Problem requirements: Make an exact copy of the records, with the images left out.

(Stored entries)
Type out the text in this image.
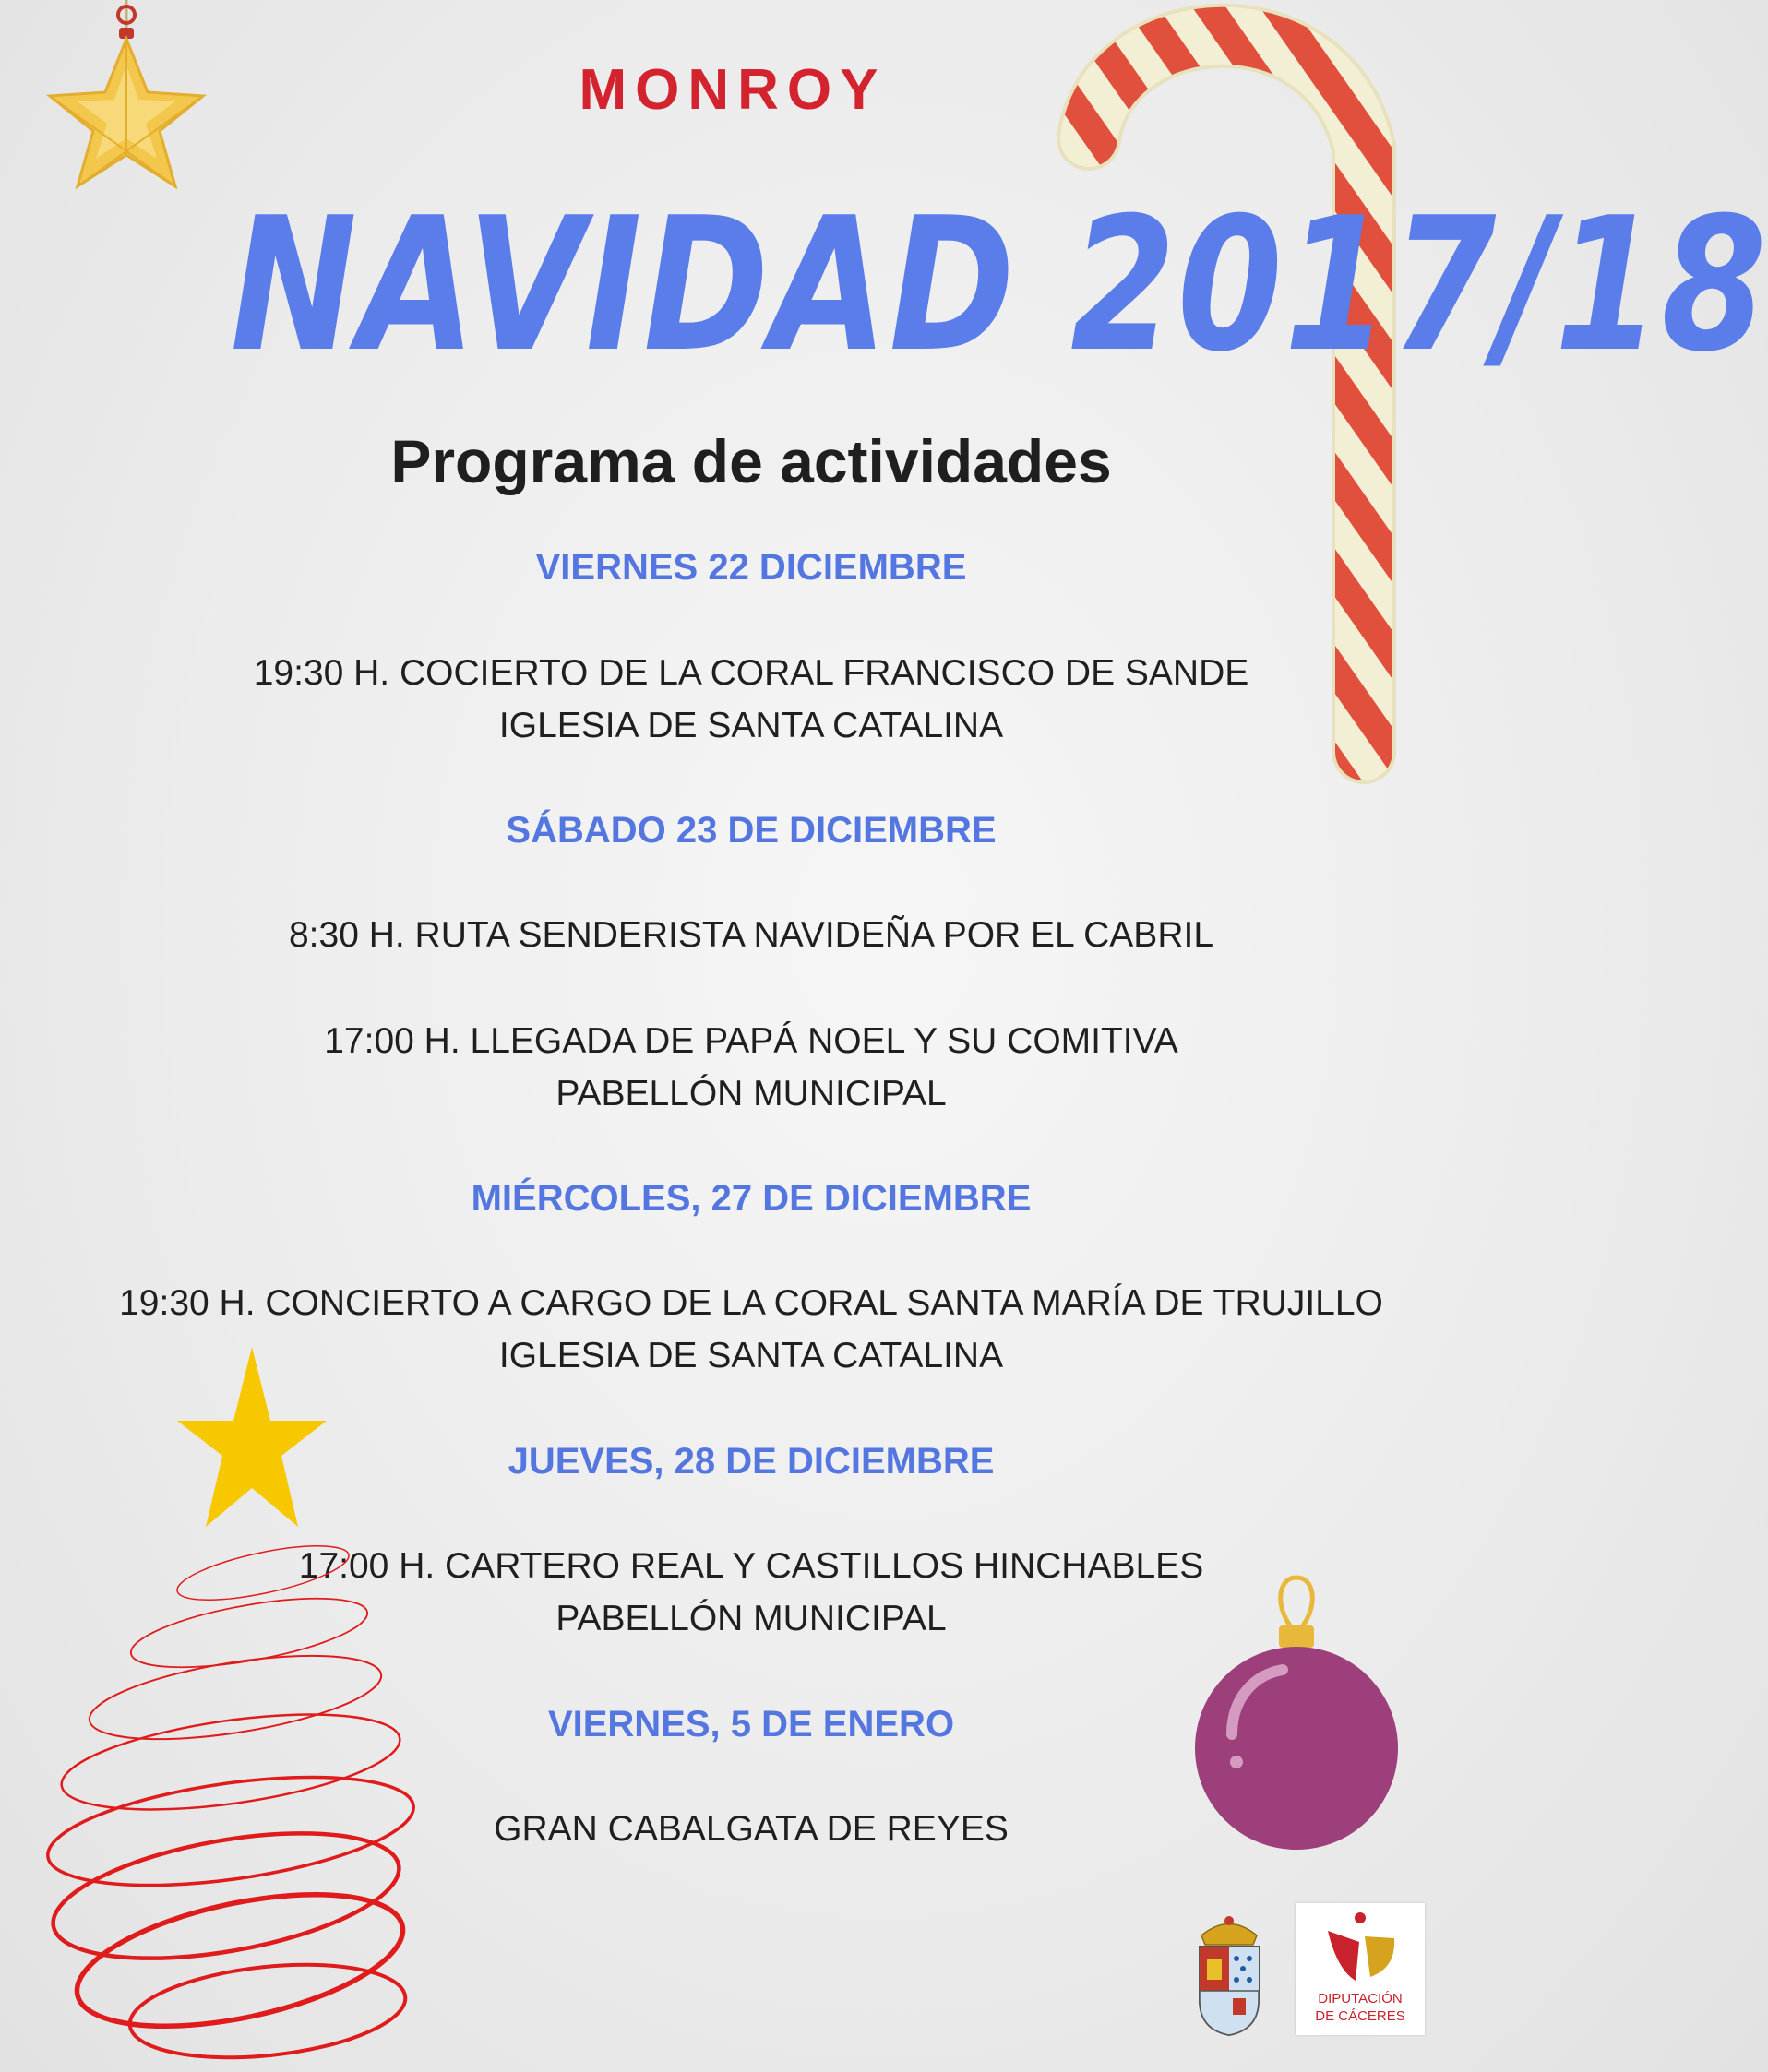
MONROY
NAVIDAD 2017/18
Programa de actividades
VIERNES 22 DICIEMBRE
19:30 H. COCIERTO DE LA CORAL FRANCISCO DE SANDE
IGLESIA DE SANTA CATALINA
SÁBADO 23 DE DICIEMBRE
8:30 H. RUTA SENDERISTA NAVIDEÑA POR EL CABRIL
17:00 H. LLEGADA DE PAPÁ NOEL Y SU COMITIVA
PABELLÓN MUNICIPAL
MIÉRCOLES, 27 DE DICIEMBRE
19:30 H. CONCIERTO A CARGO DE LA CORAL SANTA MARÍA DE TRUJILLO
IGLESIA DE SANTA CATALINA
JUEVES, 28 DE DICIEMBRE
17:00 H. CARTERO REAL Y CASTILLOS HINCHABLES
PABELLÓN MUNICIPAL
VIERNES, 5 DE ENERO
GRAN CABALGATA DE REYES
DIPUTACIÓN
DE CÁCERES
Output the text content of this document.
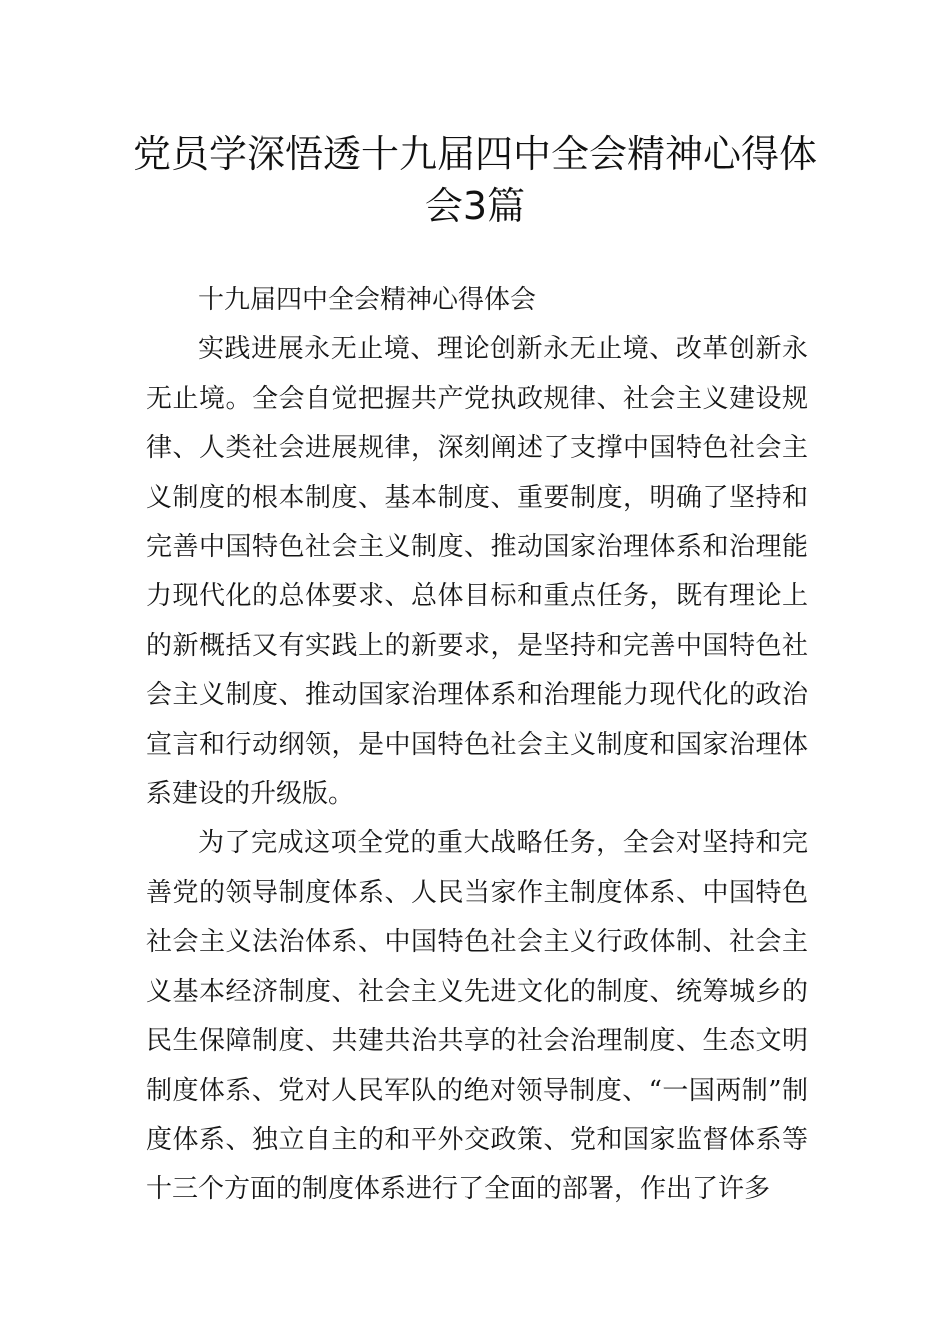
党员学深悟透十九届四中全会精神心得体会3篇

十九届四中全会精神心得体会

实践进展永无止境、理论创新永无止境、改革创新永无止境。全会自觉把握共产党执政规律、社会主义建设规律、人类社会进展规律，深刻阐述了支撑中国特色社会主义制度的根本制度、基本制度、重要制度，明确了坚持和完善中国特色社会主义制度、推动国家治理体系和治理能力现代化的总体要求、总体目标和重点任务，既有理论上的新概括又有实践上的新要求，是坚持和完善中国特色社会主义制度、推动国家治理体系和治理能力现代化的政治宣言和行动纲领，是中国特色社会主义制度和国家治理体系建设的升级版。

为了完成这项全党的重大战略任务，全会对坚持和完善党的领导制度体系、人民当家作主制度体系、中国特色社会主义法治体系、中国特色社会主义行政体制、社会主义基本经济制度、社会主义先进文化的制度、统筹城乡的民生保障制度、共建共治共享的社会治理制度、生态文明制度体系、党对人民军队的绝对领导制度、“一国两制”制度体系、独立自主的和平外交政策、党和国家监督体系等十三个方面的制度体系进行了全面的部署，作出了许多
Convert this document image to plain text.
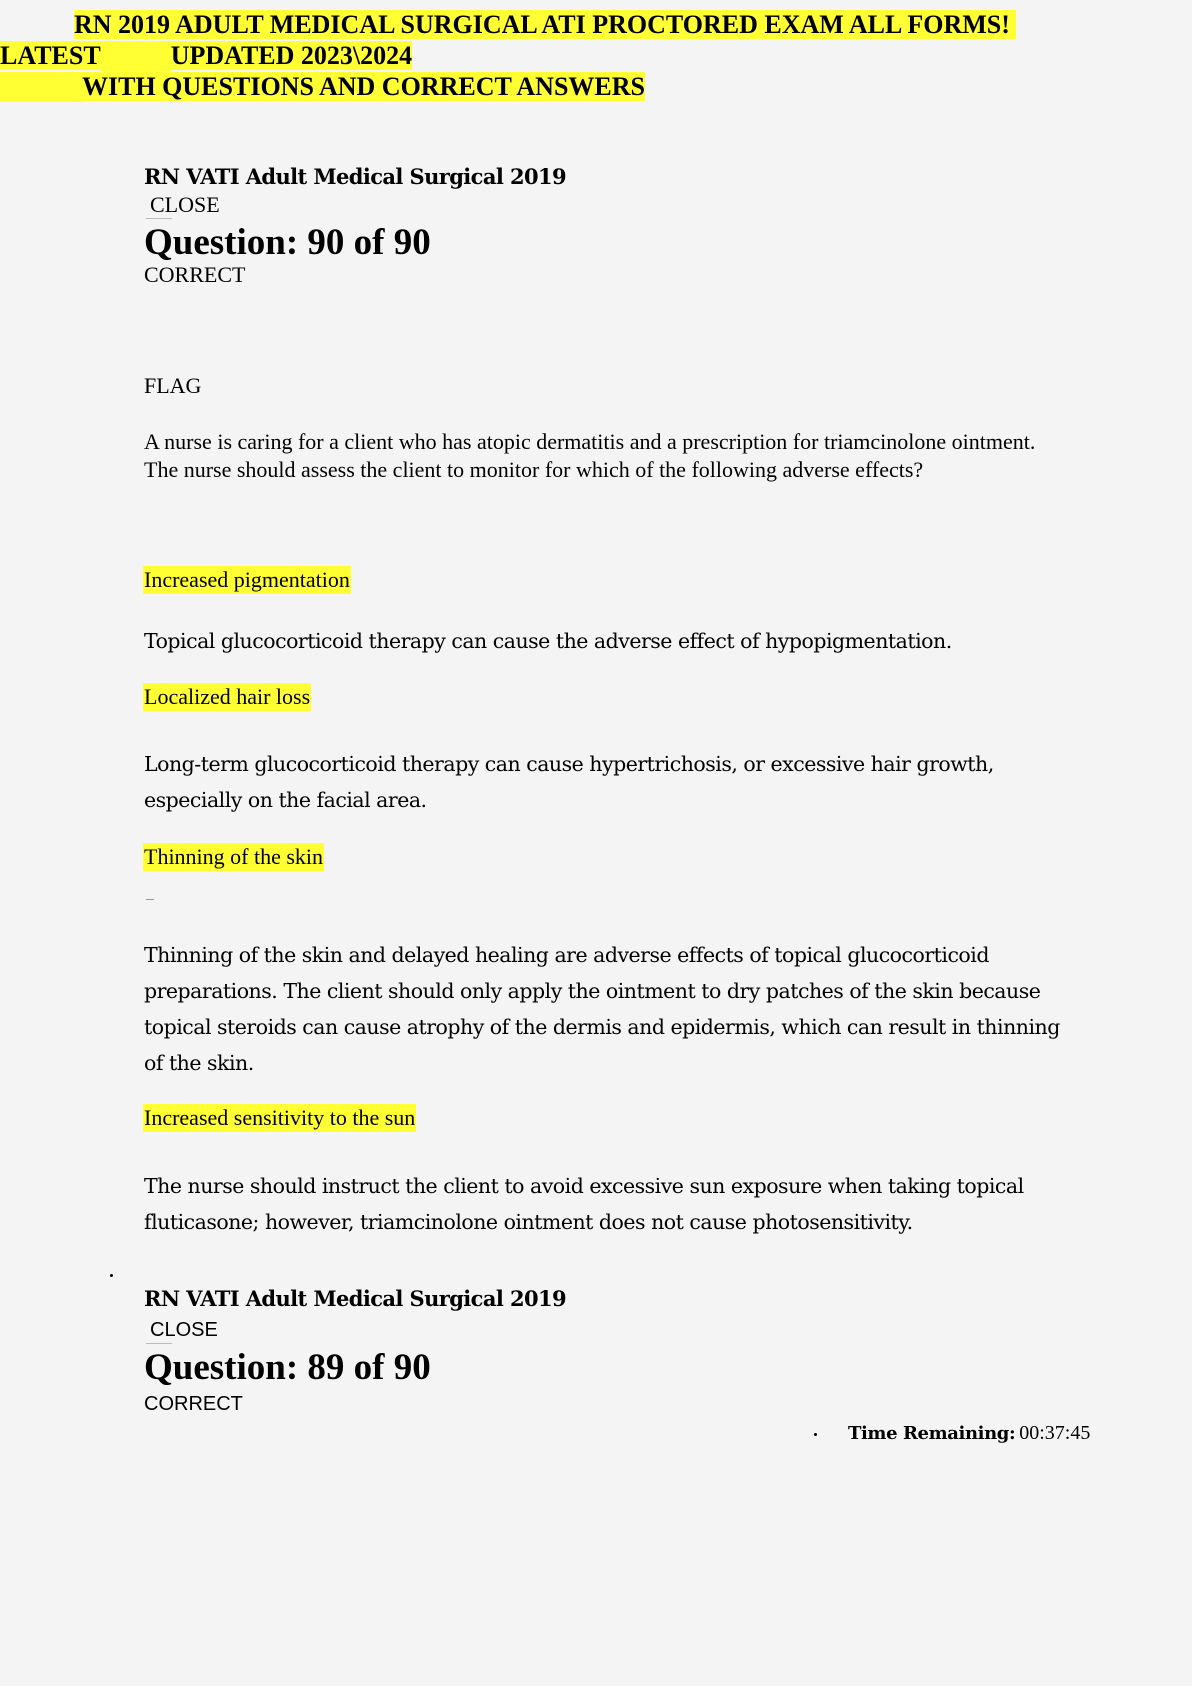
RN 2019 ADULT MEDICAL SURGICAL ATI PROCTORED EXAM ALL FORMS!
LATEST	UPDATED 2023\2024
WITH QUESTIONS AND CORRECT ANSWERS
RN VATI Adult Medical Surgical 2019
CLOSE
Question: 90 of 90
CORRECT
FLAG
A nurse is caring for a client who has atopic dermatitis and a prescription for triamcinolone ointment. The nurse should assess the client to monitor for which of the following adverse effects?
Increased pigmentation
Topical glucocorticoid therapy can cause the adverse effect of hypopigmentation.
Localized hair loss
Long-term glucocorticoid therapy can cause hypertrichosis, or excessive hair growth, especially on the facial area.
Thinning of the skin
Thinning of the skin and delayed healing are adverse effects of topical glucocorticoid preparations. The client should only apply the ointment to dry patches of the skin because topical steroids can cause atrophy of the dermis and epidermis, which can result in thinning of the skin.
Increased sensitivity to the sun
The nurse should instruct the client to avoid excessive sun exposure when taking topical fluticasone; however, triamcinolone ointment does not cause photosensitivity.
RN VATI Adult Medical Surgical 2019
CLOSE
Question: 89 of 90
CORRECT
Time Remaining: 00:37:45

Full response:
Type out the text in this image.
MONROY
NAVIDAD 2017/18
Programa de actividades
VIERNES 22 DICIEMBRE
19:30 H. COCIERTO DE LA CORAL FRANCISCO DE SANDE
IGLESIA DE SANTA CATALINA
SÁBADO 23 DE DICIEMBRE
8:30 H. RUTA SENDERISTA NAVIDEÑA POR EL CABRIL
17:00 H. LLEGADA DE PAPÁ NOEL Y SU COMITIVA
PABELLÓN MUNICIPAL
MIÉRCOLES, 27 DE DICIEMBRE
19:30 H. CONCIERTO A CARGO DE LA CORAL SANTA MARÍA DE TRUJILLO
IGLESIA DE SANTA CATALINA
JUEVES, 28 DE DICIEMBRE
17:00 H. CARTERO REAL Y CASTILLOS HINCHABLES
PABELLÓN MUNICIPAL
VIERNES, 5 DE ENERO
GRAN CABALGATA DE REYES
DIPUTACIÓN
DE CÁCERES
Output the text content of this document.
党员学深悟透十九届四中全会精神心得体会3篇

十九届四中全会精神心得体会

实践进展永无止境、理论创新永无止境、改革创新永无止境。全会自觉把握共产党执政规律、社会主义建设规律、人类社会进展规律，深刻阐述了支撑中国特色社会主义制度的根本制度、基本制度、重要制度，明确了坚持和完善中国特色社会主义制度、推动国家治理体系和治理能力现代化的总体要求、总体目标和重点任务，既有理论上的新概括又有实践上的新要求，是坚持和完善中国特色社会主义制度、推动国家治理体系和治理能力现代化的政治宣言和行动纲领，是中国特色社会主义制度和国家治理体系建设的升级版。

为了完成这项全党的重大战略任务，全会对坚持和完善党的领导制度体系、人民当家作主制度体系、中国特色社会主义法治体系、中国特色社会主义行政体制、社会主义基本经济制度、社会主义先进文化的制度、统筹城乡的民生保障制度、共建共治共享的社会治理制度、生态文明制度体系、党对人民军队的绝对领导制度、“一国两制”制度体系、独立自主的和平外交政策、党和国家监督体系等十三个方面的制度体系进行了全面的部署，作出了许多
Convert this document image to plain text.
RN 2019 ADULT MEDICAL SURGICAL ATI PROCTORED EXAM ALL FORMS!
LATEST	UPDATED 2023\2024
WITH QUESTIONS AND CORRECT ANSWERS
RN VATI Adult Medical Surgical 2019
CLOSE
Question: 90 of 90
CORRECT
FLAG
A nurse is caring for a client who has atopic dermatitis and a prescription for triamcinolone ointment. The nurse should assess the client to monitor for which of the following adverse effects?
Increased pigmentation
Topical glucocorticoid therapy can cause the adverse effect of hypopigmentation.
Localized hair loss
Long-term glucocorticoid therapy can cause hypertrichosis, or excessive hair growth, especially on the facial area.
Thinning of the skin
Thinning of the skin and delayed healing are adverse effects of topical glucocorticoid preparations. The client should only apply the ointment to dry patches of the skin because topical steroids can cause atrophy of the dermis and epidermis, which can result in thinning of the skin.
Increased sensitivity to the sun
The nurse should instruct the client to avoid excessive sun exposure when taking topical fluticasone; however, triamcinolone ointment does not cause photosensitivity.
RN VATI Adult Medical Surgical 2019
CLOSE
Question: 89 of 90
CORRECT
Time Remaining: 00:37:45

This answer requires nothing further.